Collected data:
= = = =

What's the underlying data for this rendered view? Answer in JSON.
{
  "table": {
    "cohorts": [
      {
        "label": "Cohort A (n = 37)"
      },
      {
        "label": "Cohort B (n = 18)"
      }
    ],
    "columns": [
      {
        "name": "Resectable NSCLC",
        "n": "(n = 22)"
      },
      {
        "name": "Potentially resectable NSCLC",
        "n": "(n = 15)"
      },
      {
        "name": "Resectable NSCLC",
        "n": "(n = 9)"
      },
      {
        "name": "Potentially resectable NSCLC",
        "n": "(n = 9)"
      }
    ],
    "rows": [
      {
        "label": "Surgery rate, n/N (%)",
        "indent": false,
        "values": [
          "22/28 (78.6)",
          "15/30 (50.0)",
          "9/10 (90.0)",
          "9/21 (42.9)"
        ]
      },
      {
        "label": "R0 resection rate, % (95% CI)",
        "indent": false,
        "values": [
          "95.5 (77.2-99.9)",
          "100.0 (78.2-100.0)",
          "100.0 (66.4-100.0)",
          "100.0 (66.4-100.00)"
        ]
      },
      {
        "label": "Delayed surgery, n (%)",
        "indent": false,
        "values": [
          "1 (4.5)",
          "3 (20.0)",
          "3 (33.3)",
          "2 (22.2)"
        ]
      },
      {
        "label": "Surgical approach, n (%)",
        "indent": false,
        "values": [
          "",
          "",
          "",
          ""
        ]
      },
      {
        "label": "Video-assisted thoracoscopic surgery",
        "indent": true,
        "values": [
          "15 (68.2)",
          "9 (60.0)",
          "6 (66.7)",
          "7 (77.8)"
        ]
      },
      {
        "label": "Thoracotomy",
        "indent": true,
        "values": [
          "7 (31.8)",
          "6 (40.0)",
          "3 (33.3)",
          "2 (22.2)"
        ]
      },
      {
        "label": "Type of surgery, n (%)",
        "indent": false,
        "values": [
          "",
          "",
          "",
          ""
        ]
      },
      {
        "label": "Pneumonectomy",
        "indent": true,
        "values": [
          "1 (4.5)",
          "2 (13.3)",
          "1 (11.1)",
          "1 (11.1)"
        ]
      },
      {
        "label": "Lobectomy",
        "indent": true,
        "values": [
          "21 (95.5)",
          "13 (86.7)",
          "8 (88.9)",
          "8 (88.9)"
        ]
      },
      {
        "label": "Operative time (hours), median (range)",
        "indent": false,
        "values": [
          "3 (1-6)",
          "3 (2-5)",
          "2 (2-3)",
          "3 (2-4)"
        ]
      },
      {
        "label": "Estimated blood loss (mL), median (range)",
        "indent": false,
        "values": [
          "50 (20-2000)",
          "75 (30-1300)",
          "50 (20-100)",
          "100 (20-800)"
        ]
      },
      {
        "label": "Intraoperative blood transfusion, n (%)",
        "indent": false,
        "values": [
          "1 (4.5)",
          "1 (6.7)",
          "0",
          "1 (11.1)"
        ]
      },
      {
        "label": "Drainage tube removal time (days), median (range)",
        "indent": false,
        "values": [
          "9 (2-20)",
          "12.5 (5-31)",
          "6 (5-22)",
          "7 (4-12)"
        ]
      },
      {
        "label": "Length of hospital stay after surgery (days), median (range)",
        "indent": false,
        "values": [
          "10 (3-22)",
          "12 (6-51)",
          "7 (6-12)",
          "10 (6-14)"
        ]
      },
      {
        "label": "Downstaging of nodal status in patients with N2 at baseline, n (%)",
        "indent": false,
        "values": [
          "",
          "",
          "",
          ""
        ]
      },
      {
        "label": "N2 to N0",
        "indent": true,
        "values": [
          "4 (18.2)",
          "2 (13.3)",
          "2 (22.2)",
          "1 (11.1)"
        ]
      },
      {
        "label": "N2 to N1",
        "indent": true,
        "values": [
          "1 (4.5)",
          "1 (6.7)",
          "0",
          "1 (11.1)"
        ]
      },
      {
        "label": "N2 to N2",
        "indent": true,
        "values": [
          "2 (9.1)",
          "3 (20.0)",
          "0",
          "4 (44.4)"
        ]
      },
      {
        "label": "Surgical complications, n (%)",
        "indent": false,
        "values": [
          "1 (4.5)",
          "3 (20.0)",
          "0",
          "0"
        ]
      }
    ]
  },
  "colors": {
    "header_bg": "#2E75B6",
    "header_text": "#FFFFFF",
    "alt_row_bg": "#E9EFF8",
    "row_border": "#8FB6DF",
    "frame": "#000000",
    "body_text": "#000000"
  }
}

= = = =

▶ [How to complete this task]
Check each line above for "Surgical" and return the ones that have it.

▶ [Exercise result]
        "label": "Surgical approach, n (%)",
        "label": "Surgical complications, n (%)",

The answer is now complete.